● **PROBLEM DETAILS**
Draw out every line with the word "title" from the listing below.

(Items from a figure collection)
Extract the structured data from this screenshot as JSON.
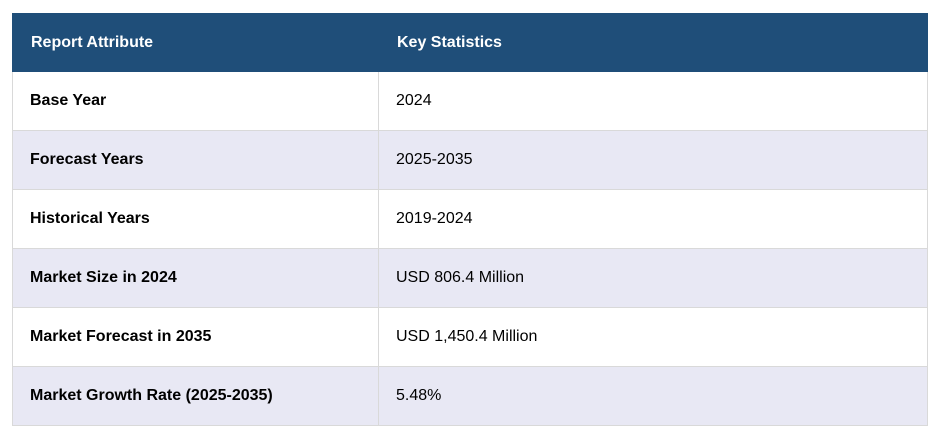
{
  "table": {
    "headers": [
      "Report Attribute",
      "Key Statistics"
    ],
    "rows": [
      {
        "attribute": "Base Year",
        "value": "2024"
      },
      {
        "attribute": "Forecast Years",
        "value": "2025-2035"
      },
      {
        "attribute": "Historical Years",
        "value": "2019-2024"
      },
      {
        "attribute": "Market Size in 2024",
        "value": "USD 806.4 Million"
      },
      {
        "attribute": "Market Forecast in 2035",
        "value": "USD 1,450.4 Million"
      },
      {
        "attribute": "Market Growth Rate (2025-2035)",
        "value": "5.48%"
      }
    ]
  },
  "colors": {
    "header_bg": "#1f4e79",
    "header_text": "#ffffff",
    "row_alt_bg": "#e8e8f4",
    "row_bg": "#ffffff"
  }
}
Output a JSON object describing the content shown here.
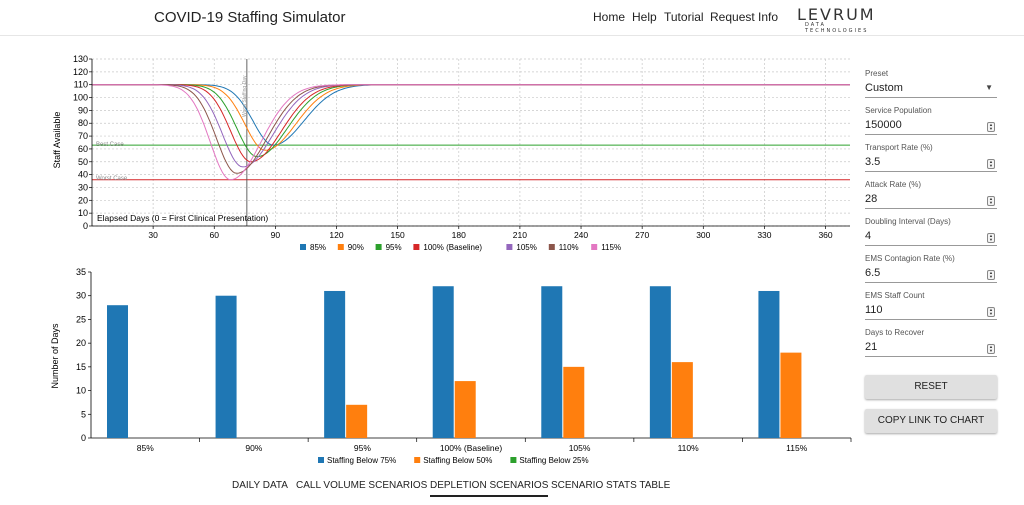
{
  "header": {
    "title": "COVID-19 Staffing Simulator",
    "nav": [
      "Home",
      "Help",
      "Tutorial",
      "Request Info"
    ],
    "logo_main": "LEVRUM",
    "logo_sub": "DATA TECHNOLOGIES"
  },
  "line_chart": {
    "ylabel": "Staff Available",
    "xlabel": "Elapsed Days (0 = First Clinical Presentation)",
    "x_ticks": [
      30,
      60,
      90,
      120,
      150,
      180,
      210,
      240,
      270,
      300,
      330,
      360
    ],
    "y_ticks": [
      0,
      10,
      20,
      30,
      40,
      50,
      60,
      70,
      80,
      90,
      100,
      110,
      120,
      130
    ],
    "best_case_label": "Best Case",
    "worst_case_label": "Worst Case",
    "worst_staffing_label": "Worst Staffing Day"
  },
  "bar_chart": {
    "ylabel": "Number of Days",
    "y_ticks": [
      0,
      5,
      10,
      15,
      20,
      25,
      30,
      35
    ]
  },
  "panel": {
    "preset_label": "Preset",
    "preset_value": "Custom",
    "fields": [
      {
        "label": "Service Population",
        "value": "150000"
      },
      {
        "label": "Transport Rate (%)",
        "value": "3.5"
      },
      {
        "label": "Attack Rate (%)",
        "value": "28"
      },
      {
        "label": "Doubling Interval (Days)",
        "value": "4"
      },
      {
        "label": "EMS Contagion Rate (%)",
        "value": "6.5"
      },
      {
        "label": "EMS Staff Count",
        "value": "110"
      },
      {
        "label": "Days to Recover",
        "value": "21"
      }
    ],
    "reset_label": "RESET",
    "copy_label": "COPY LINK TO CHART"
  },
  "tabs": [
    "DAILY DATA",
    "CALL VOLUME SCENARIOS",
    "DEPLETION SCENARIOS",
    "SCENARIO STATS TABLE"
  ],
  "chart_data": [
    {
      "type": "line",
      "ylabel": "Staff Available",
      "xlabel": "Elapsed Days (0 = First Clinical Presentation)",
      "xlim": [
        0,
        372
      ],
      "ylim": [
        0,
        130
      ],
      "grid": true,
      "legend_position": "bottom",
      "baseline_staff": 110,
      "reference_lines": [
        {
          "name": "Best Case",
          "y": 63,
          "color": "#2ca02c"
        },
        {
          "name": "Worst Case",
          "y": 36,
          "color": "#d62728"
        },
        {
          "name": "Worst Staffing Day",
          "x": 76,
          "color": "#555555",
          "orientation": "vertical"
        }
      ],
      "series": [
        {
          "name": "85%",
          "color": "#1f77b4",
          "min_day": 89,
          "min_staff": 63
        },
        {
          "name": "90%",
          "color": "#ff7f0e",
          "min_day": 85,
          "min_staff": 59
        },
        {
          "name": "95%",
          "color": "#2ca02c",
          "min_day": 81,
          "min_staff": 54
        },
        {
          "name": "100% (Baseline)",
          "color": "#d62728",
          "min_day": 78,
          "min_staff": 50
        },
        {
          "name": "105%",
          "color": "#9467bd",
          "min_day": 74,
          "min_staff": 46
        },
        {
          "name": "110%",
          "color": "#8c564b",
          "min_day": 71,
          "min_staff": 41
        },
        {
          "name": "115%",
          "color": "#e377c2",
          "min_day": 68,
          "min_staff": 36
        }
      ]
    },
    {
      "type": "bar",
      "ylabel": "Number of Days",
      "ylim": [
        0,
        35
      ],
      "categories": [
        "85%",
        "90%",
        "95%",
        "100% (Baseline)",
        "105%",
        "110%",
        "115%"
      ],
      "legend_position": "bottom",
      "series": [
        {
          "name": "Staffing Below 75%",
          "color": "#1f77b4",
          "values": [
            28,
            30,
            31,
            32,
            32,
            32,
            31
          ]
        },
        {
          "name": "Staffing Below 50%",
          "color": "#ff7f0e",
          "values": [
            0,
            0,
            7,
            12,
            15,
            16,
            18
          ]
        },
        {
          "name": "Staffing Below 25%",
          "color": "#2ca02c",
          "values": [
            0,
            0,
            0,
            0,
            0,
            0,
            0
          ]
        }
      ]
    }
  ]
}
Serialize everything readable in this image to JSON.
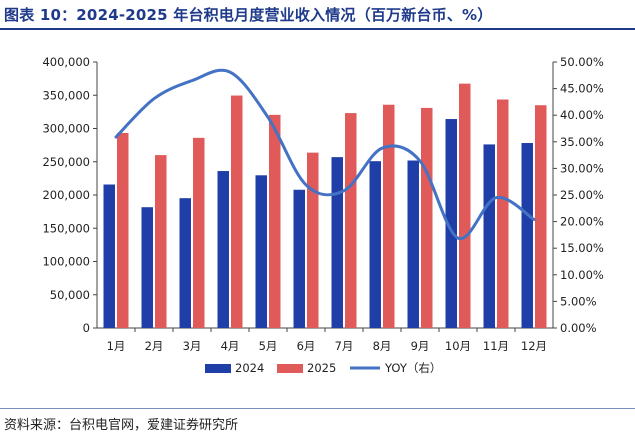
{
  "header": {
    "title": "图表 10：2024-2025 年台积电月度营业收入情况（百万新台币、%）"
  },
  "footer": {
    "source": "资料来源：台积电官网，爱建证券研究所"
  },
  "chart_data": {
    "type": "bar",
    "title": "图表 10：2024-2025 年台积电月度营业收入情况（百万新台币、%）",
    "categories": [
      "1月",
      "2月",
      "3月",
      "4月",
      "5月",
      "6月",
      "7月",
      "8月",
      "9月",
      "10月",
      "11月",
      "12月"
    ],
    "series": [
      {
        "name": "2024",
        "type": "bar",
        "axis": "left",
        "color": "#1f3ea8",
        "values": [
          215785,
          181648,
          195211,
          236021,
          229620,
          207869,
          256953,
          250866,
          251873,
          314240,
          276058,
          278163
        ]
      },
      {
        "name": "2025",
        "type": "bar",
        "axis": "left",
        "color": "#e05a5a",
        "values": [
          293288,
          260009,
          285957,
          349567,
          320516,
          263709,
          323166,
          335772,
          330980,
          367473,
          343614,
          335003
        ]
      },
      {
        "name": "YOY（右）",
        "type": "line",
        "axis": "right",
        "color": "#4472c4",
        "values": [
          35.9,
          43.1,
          46.5,
          48.1,
          39.6,
          26.9,
          25.8,
          33.8,
          31.4,
          16.9,
          24.5,
          20.4
        ]
      }
    ],
    "left_axis": {
      "ylim": [
        0,
        400000
      ],
      "ticks": [
        "0",
        "50,000",
        "100,000",
        "150,000",
        "200,000",
        "250,000",
        "300,000",
        "350,000",
        "400,000"
      ]
    },
    "right_axis": {
      "ylim": [
        0,
        50
      ],
      "ticks": [
        "0.00%",
        "5.00%",
        "10.00%",
        "15.00%",
        "20.00%",
        "25.00%",
        "30.00%",
        "35.00%",
        "40.00%",
        "45.00%",
        "50.00%"
      ]
    },
    "legend": {
      "placement": "bottom",
      "labels": [
        "2024",
        "2025",
        "YOY（右）"
      ]
    },
    "grid": false
  }
}
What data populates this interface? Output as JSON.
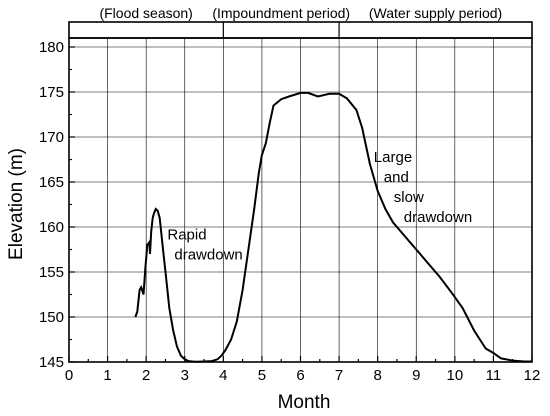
{
  "chart_data": {
    "type": "line",
    "xlabel": "Month",
    "ylabel": "Elevation (m)",
    "xlim": [
      0,
      12
    ],
    "ylim": [
      145,
      181
    ],
    "xticks": [
      0,
      1,
      2,
      3,
      4,
      5,
      6,
      7,
      8,
      9,
      10,
      11,
      12
    ],
    "yticks": [
      145,
      150,
      155,
      160,
      165,
      170,
      175,
      180
    ],
    "grid": true,
    "periods": [
      {
        "label": "(Flood season)",
        "start": 0,
        "end": 4
      },
      {
        "label": "(Impoundment period)",
        "start": 4,
        "end": 7
      },
      {
        "label": "(Water supply period)",
        "start": 7,
        "end": 12
      }
    ],
    "series": [
      {
        "x": [
          1.72,
          1.77,
          1.83,
          1.87,
          1.93,
          1.98,
          2.03,
          2.08,
          2.1,
          2.13,
          2.17,
          2.2,
          2.25,
          2.3,
          2.35,
          2.4,
          2.45,
          2.5,
          2.55,
          2.6,
          2.7,
          2.8,
          2.9,
          3.0,
          3.1,
          3.2,
          3.3,
          3.5,
          3.7,
          3.85,
          3.95,
          4.05,
          4.2,
          4.35,
          4.5,
          4.65,
          4.8,
          4.92,
          5.0,
          5.1,
          5.2,
          5.3,
          5.5,
          5.7,
          6.0,
          6.2,
          6.45,
          6.75,
          7.0,
          7.2,
          7.45,
          7.6,
          7.8,
          8.0,
          8.2,
          8.4,
          8.6,
          8.8,
          9.0,
          9.3,
          9.6,
          9.9,
          10.2,
          10.5,
          10.8,
          11.0,
          11.2,
          11.5,
          11.8,
          12.0
        ],
        "y": [
          150,
          150.6,
          153,
          153.3,
          152.5,
          155.5,
          158,
          158.3,
          157,
          159.5,
          161,
          161.5,
          162,
          161.8,
          161,
          159,
          157,
          155,
          153,
          151,
          148.5,
          146.7,
          145.7,
          145.3,
          145.1,
          145.05,
          145.02,
          145.05,
          145.1,
          145.3,
          145.7,
          146.3,
          147.5,
          149.5,
          153,
          157.5,
          162,
          166,
          168,
          169.3,
          171.5,
          173.5,
          174.2,
          174.5,
          174.9,
          174.9,
          174.5,
          174.8,
          174.8,
          174.3,
          173,
          171,
          167,
          164,
          162,
          160.5,
          159.5,
          158.5,
          157.5,
          156,
          154.5,
          152.8,
          151,
          148.5,
          146.5,
          146,
          145.4,
          145.15,
          145.05,
          145.05
        ]
      }
    ],
    "annotations": [
      {
        "lines": [
          "Rapid",
          "drawdown"
        ],
        "x": 2.55,
        "y": 158.6
      },
      {
        "lines": [
          "Large",
          "and",
          "slow",
          "drawdown"
        ],
        "x": 7.9,
        "y": 167.2
      }
    ]
  }
}
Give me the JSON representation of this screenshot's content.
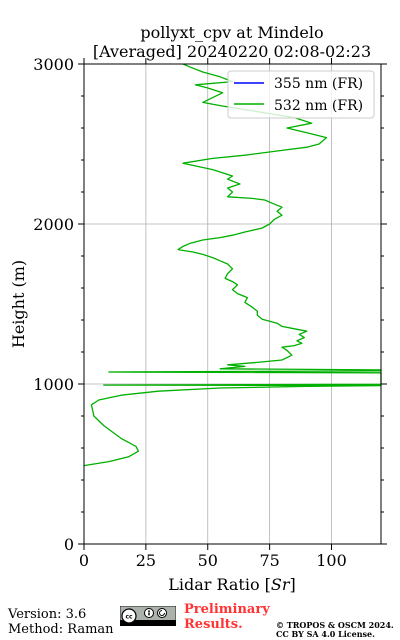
{
  "chart_data": {
    "type": "line",
    "title": [
      "pollyxt_cpv at Mindelo",
      "[Averaged] 20240220 02:08-02:23"
    ],
    "xlabel": "Lidar Ratio [$Sr$]",
    "xlabel_parts": {
      "prefix": "Lidar Ratio [",
      "unit": "Sr",
      "suffix": "]"
    },
    "ylabel": "Height (m)",
    "xlim": [
      0,
      120
    ],
    "ylim": [
      0,
      3000
    ],
    "x_ticks": [
      0,
      25,
      50,
      75,
      100
    ],
    "x_tick_labels": [
      "0",
      "25",
      "50",
      "75",
      "100"
    ],
    "y_ticks": [
      0,
      1000,
      2000,
      3000
    ],
    "y_tick_labels": [
      "0",
      "1000",
      "2000",
      "3000"
    ],
    "grid": true,
    "legend_position": "top-right",
    "series": [
      {
        "name": "355 nm (FR)",
        "color": "#0000ff",
        "points": []
      },
      {
        "name": "532 nm (FR)",
        "color": "#00b000",
        "points": [
          [
            0,
            490
          ],
          [
            10,
            515
          ],
          [
            18,
            545
          ],
          [
            22,
            580
          ],
          [
            21,
            610
          ],
          [
            15,
            660
          ],
          [
            8,
            740
          ],
          [
            4,
            800
          ],
          [
            3,
            870
          ],
          [
            6,
            900
          ],
          [
            15,
            930
          ],
          [
            30,
            955
          ],
          [
            55,
            975
          ],
          [
            90,
            985
          ],
          [
            120,
            990
          ],
          [
            120,
            990
          ],
          [
            8,
            993
          ],
          [
            120,
            998
          ],
          [
            120,
            1070
          ],
          [
            10,
            1075
          ],
          [
            120,
            1082
          ],
          [
            120,
            1088
          ],
          [
            55,
            1095
          ],
          [
            65,
            1110
          ],
          [
            58,
            1120
          ],
          [
            70,
            1135
          ],
          [
            80,
            1150
          ],
          [
            84,
            1180
          ],
          [
            82,
            1210
          ],
          [
            80,
            1230
          ],
          [
            85,
            1240
          ],
          [
            88,
            1255
          ],
          [
            86,
            1270
          ],
          [
            89,
            1290
          ],
          [
            87,
            1310
          ],
          [
            90,
            1330
          ],
          [
            85,
            1345
          ],
          [
            80,
            1360
          ],
          [
            78,
            1380
          ],
          [
            72,
            1405
          ],
          [
            70,
            1430
          ],
          [
            70,
            1455
          ],
          [
            68,
            1480
          ],
          [
            65,
            1510
          ],
          [
            66,
            1540
          ],
          [
            62,
            1565
          ],
          [
            60,
            1590
          ],
          [
            62,
            1620
          ],
          [
            60,
            1640
          ],
          [
            57,
            1660
          ],
          [
            58,
            1690
          ],
          [
            60,
            1720
          ],
          [
            58,
            1750
          ],
          [
            55,
            1770
          ],
          [
            52,
            1790
          ],
          [
            48,
            1810
          ],
          [
            44,
            1825
          ],
          [
            38,
            1840
          ],
          [
            40,
            1860
          ],
          [
            43,
            1880
          ],
          [
            48,
            1900
          ],
          [
            55,
            1915
          ],
          [
            60,
            1930
          ],
          [
            65,
            1950
          ],
          [
            72,
            1975
          ],
          [
            75,
            2000
          ],
          [
            77,
            2030
          ],
          [
            80,
            2055
          ],
          [
            78,
            2080
          ],
          [
            80,
            2105
          ],
          [
            76,
            2130
          ],
          [
            73,
            2150
          ],
          [
            68,
            2160
          ],
          [
            58,
            2170
          ],
          [
            60,
            2200
          ],
          [
            58,
            2225
          ],
          [
            63,
            2250
          ],
          [
            58,
            2280
          ],
          [
            60,
            2300
          ],
          [
            55,
            2325
          ],
          [
            52,
            2340
          ],
          [
            40,
            2380
          ],
          [
            52,
            2410
          ],
          [
            65,
            2430
          ],
          [
            80,
            2460
          ],
          [
            90,
            2480
          ],
          [
            95,
            2500
          ],
          [
            98,
            2540
          ],
          [
            90,
            2570
          ],
          [
            82,
            2600
          ],
          [
            92,
            2630
          ],
          [
            85,
            2665
          ],
          [
            75,
            2690
          ],
          [
            65,
            2715
          ],
          [
            55,
            2740
          ],
          [
            48,
            2760
          ],
          [
            52,
            2790
          ],
          [
            56,
            2820
          ],
          [
            50,
            2850
          ],
          [
            45,
            2870
          ],
          [
            60,
            2890
          ],
          [
            55,
            2920
          ],
          [
            48,
            2950
          ],
          [
            43,
            2980
          ],
          [
            40,
            3000
          ]
        ]
      }
    ]
  },
  "footer": {
    "version": "Version: 3.6",
    "method": "Method: Raman",
    "preliminary_line1": "Preliminary",
    "preliminary_line2": "Results.",
    "copyright_line1": "© TROPOS & OSCM 2024.",
    "copyright_line2": "CC BY SA 4.0 License.",
    "license_badge": "cc-by-sa-icon",
    "preliminary_color": "#ff3333"
  }
}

● **ANSWER FOR THIS EXERCISE**
    "title": "COVID-19 Staffing Simulator",
    "title": "图表 10：2024-2025 年台积电月度营业收入情况（百万新台币、%）"
    "title": "图表 10：2024-2025 年台积电月度营业收入情况（百万新台币、%）",
    "title": [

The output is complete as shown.